Return the number of lines that include the string "this", without any other text.

::: EXCERPTED DATA

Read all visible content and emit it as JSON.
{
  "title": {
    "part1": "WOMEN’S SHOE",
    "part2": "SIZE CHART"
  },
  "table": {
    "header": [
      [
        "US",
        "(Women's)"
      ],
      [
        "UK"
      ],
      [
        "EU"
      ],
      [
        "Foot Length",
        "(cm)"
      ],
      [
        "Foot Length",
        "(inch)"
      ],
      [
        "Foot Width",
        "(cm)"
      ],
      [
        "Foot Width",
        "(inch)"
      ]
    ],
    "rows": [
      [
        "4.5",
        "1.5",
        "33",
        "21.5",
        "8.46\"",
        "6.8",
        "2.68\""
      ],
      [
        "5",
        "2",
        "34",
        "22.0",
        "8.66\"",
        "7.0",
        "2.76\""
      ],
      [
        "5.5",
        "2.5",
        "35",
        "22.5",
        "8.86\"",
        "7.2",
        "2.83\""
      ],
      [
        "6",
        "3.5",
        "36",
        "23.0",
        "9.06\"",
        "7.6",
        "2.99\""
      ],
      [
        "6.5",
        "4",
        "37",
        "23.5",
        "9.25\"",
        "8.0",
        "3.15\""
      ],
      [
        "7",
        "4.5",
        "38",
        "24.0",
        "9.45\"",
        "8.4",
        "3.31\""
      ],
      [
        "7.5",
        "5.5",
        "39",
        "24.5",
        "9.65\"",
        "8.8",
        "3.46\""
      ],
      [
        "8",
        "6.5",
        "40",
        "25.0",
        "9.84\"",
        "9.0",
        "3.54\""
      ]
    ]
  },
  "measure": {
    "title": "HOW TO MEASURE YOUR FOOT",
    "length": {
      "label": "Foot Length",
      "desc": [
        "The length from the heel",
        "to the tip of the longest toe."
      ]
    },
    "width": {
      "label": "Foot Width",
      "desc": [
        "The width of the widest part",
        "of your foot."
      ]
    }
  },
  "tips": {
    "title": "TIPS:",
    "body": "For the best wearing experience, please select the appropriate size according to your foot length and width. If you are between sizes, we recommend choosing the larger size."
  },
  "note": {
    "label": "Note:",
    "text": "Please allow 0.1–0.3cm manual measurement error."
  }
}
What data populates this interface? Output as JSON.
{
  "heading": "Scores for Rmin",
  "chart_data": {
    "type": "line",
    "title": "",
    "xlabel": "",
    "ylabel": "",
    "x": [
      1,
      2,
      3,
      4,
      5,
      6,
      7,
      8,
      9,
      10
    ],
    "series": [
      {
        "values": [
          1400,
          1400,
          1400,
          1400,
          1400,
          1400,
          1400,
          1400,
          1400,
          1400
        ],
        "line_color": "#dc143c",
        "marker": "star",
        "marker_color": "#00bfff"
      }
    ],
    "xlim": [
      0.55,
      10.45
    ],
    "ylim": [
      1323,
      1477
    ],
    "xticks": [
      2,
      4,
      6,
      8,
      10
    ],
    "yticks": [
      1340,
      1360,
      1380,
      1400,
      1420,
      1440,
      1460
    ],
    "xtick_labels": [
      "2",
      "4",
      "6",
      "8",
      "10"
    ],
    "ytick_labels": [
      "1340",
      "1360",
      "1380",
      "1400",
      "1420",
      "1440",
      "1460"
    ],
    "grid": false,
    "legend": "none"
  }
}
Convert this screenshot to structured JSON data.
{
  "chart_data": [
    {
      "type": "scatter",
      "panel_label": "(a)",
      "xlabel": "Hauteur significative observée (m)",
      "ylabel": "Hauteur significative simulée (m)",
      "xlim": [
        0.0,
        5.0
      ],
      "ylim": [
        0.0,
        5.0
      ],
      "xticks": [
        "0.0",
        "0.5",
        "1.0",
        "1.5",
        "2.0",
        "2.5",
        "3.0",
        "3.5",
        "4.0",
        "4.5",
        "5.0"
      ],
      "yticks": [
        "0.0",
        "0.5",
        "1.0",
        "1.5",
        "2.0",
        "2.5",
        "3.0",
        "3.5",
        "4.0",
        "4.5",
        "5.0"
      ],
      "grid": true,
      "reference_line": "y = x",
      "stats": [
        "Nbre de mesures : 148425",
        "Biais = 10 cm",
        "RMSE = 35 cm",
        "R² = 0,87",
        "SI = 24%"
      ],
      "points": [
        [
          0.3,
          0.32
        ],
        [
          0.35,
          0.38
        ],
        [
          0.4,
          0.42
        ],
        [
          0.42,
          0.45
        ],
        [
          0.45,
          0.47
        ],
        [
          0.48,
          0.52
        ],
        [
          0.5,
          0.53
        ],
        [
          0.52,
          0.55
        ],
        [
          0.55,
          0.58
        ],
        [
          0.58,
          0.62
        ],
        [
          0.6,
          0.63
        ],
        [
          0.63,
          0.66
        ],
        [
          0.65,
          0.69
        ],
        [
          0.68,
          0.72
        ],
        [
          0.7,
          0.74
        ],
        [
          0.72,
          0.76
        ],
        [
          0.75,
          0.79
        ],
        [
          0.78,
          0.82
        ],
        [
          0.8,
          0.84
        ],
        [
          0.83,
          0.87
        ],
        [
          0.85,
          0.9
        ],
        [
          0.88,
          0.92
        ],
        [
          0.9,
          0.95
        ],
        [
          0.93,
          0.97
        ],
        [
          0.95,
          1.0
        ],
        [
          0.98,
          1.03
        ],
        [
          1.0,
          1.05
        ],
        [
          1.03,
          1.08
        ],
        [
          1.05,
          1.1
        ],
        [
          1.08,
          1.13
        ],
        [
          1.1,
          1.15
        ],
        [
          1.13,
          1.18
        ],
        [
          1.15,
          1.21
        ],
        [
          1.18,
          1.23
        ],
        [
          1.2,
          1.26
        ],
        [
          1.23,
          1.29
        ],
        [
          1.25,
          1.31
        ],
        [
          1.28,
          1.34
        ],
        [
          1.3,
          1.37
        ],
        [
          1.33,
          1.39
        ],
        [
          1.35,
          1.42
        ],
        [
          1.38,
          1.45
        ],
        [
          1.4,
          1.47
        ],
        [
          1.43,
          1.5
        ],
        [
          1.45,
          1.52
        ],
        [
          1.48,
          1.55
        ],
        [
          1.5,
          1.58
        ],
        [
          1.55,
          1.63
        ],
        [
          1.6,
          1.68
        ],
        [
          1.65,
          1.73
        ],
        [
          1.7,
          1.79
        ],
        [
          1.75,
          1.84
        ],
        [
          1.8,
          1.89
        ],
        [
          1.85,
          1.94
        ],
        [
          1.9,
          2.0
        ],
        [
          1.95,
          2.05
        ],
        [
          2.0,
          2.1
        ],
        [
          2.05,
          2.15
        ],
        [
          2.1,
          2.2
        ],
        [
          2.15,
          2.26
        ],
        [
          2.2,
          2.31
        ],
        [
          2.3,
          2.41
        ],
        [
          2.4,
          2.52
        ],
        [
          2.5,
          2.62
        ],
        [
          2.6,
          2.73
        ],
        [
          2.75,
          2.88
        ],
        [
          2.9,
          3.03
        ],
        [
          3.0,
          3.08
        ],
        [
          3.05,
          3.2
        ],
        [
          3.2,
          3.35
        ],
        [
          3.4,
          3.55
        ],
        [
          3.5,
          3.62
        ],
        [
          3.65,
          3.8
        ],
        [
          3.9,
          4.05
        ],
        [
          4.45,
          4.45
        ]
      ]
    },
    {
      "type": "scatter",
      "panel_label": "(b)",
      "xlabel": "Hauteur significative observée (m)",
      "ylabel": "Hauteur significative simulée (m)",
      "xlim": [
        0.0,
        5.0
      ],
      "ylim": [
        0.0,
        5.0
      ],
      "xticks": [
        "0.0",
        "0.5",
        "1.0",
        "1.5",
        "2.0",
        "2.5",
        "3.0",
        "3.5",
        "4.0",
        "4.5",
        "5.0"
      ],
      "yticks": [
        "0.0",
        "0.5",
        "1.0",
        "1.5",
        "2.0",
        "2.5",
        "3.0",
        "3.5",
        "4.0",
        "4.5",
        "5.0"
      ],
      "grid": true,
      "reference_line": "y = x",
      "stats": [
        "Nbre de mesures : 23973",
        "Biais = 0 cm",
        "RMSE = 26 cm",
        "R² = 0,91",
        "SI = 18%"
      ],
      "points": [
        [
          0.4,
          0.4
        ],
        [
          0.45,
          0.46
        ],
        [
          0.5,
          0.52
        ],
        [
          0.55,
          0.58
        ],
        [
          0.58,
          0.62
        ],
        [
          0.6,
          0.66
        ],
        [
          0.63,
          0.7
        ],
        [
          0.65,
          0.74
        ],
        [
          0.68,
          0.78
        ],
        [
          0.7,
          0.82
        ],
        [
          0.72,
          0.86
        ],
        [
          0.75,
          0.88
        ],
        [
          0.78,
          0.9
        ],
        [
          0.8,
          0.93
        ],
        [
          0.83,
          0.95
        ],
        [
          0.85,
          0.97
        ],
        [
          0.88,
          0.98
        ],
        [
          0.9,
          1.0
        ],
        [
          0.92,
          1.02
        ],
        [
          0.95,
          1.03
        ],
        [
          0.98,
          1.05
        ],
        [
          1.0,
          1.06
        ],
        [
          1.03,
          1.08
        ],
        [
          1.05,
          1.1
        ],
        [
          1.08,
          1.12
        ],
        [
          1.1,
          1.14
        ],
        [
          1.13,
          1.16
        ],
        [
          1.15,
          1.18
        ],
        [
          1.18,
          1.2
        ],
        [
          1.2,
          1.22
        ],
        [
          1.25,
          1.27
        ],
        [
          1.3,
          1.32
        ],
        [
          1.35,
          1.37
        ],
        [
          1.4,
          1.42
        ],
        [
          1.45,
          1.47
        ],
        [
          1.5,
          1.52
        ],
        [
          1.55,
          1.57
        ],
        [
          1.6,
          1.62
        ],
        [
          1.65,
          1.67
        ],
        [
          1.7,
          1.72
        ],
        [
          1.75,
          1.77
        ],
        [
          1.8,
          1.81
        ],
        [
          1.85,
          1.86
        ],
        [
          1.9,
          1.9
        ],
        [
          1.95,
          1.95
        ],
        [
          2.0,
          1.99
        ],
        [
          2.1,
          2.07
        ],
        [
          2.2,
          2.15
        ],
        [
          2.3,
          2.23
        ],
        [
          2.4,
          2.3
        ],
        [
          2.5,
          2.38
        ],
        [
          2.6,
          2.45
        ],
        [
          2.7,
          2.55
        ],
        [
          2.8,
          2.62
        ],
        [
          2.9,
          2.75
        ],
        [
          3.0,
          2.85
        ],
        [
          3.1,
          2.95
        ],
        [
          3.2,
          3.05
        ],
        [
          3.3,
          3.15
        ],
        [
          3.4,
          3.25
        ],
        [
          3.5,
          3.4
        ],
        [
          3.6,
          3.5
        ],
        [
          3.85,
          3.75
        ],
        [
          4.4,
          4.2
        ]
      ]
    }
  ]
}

::::::

(TASK RESULT): 2